>>>>
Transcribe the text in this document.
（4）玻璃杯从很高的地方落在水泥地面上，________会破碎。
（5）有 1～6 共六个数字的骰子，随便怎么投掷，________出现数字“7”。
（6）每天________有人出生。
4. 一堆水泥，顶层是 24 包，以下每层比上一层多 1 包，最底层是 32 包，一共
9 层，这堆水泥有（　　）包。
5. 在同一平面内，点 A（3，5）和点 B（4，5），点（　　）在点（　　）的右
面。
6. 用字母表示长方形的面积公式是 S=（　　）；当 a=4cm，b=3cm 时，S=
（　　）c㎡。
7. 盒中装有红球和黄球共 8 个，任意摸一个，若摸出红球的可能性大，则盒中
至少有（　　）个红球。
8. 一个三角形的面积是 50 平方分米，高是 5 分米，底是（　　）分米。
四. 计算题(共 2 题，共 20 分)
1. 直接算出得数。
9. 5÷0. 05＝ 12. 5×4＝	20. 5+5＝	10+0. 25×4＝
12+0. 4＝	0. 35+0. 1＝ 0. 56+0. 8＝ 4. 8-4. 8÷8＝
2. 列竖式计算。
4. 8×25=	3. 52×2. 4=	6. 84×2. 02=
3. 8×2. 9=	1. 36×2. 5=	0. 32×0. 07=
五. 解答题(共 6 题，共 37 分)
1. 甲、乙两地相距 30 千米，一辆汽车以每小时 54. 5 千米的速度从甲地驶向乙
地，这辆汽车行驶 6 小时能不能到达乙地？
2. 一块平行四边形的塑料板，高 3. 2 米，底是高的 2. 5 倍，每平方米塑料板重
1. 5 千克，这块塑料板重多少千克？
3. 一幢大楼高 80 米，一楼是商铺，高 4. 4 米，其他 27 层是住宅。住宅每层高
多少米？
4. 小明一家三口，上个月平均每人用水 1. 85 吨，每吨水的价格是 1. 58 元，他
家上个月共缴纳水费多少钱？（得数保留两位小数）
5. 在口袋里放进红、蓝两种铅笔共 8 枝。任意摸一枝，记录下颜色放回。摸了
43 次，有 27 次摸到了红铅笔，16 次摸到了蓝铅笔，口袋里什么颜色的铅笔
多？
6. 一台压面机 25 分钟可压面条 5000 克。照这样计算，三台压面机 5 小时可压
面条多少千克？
<<<<
Short problem
Exactly reproduce all of the entries.

The output
Transcribe the text in this document.
（4）玻璃杯从很高的地方落在水泥地面上，________会破碎。
（5）有 1～6 共六个数字的骰子，随便怎么投掷，________出现数字“7”。
（6）每天________有人出生。
4. 一堆水泥，顶层是 24 包，以下每层比上一层多 1 包，最底层是 32 包，一共
9 层，这堆水泥有（　　）包。
5. 在同一平面内，点 A（3，5）和点 B（4，5），点（　　）在点（　　）的右
面。
6. 用字母表示长方形的面积公式是 S=（　　）；当 a=4cm，b=3cm 时，S=
（　　）c㎡。
7. 盒中装有红球和黄球共 8 个，任意摸一个，若摸出红球的可能性大，则盒中
至少有（　　）个红球。
8. 一个三角形的面积是 50 平方分米，高是 5 分米，底是（　　）分米。
四. 计算题(共 2 题，共 20 分)
1. 直接算出得数。
9. 5÷0. 05＝ 12. 5×4＝	20. 5+5＝	10+0. 25×4＝
12+0. 4＝	0. 35+0. 1＝ 0. 56+0. 8＝ 4. 8-4. 8÷8＝
2. 列竖式计算。
4. 8×25=	3. 52×2. 4=	6. 84×2. 02=
3. 8×2. 9=	1. 36×2. 5=	0. 32×0. 07=
五. 解答题(共 6 题，共 37 分)
1. 甲、乙两地相距 30 千米，一辆汽车以每小时 54. 5 千米的速度从甲地驶向乙
地，这辆汽车行驶 6 小时能不能到达乙地？
2. 一块平行四边形的塑料板，高 3. 2 米，底是高的 2. 5 倍，每平方米塑料板重
1. 5 千克，这块塑料板重多少千克？
3. 一幢大楼高 80 米，一楼是商铺，高 4. 4 米，其他 27 层是住宅。住宅每层高
多少米？
4. 小明一家三口，上个月平均每人用水 1. 85 吨，每吨水的价格是 1. 58 元，他
家上个月共缴纳水费多少钱？（得数保留两位小数）
5. 在口袋里放进红、蓝两种铅笔共 8 枝。任意摸一枝，记录下颜色放回。摸了
43 次，有 27 次摸到了红铅笔，16 次摸到了蓝铅笔，口袋里什么颜色的铅笔
多？
6. 一台压面机 25 分钟可压面条 5000 克。照这样计算，三台压面机 5 小时可压
面条多少千克？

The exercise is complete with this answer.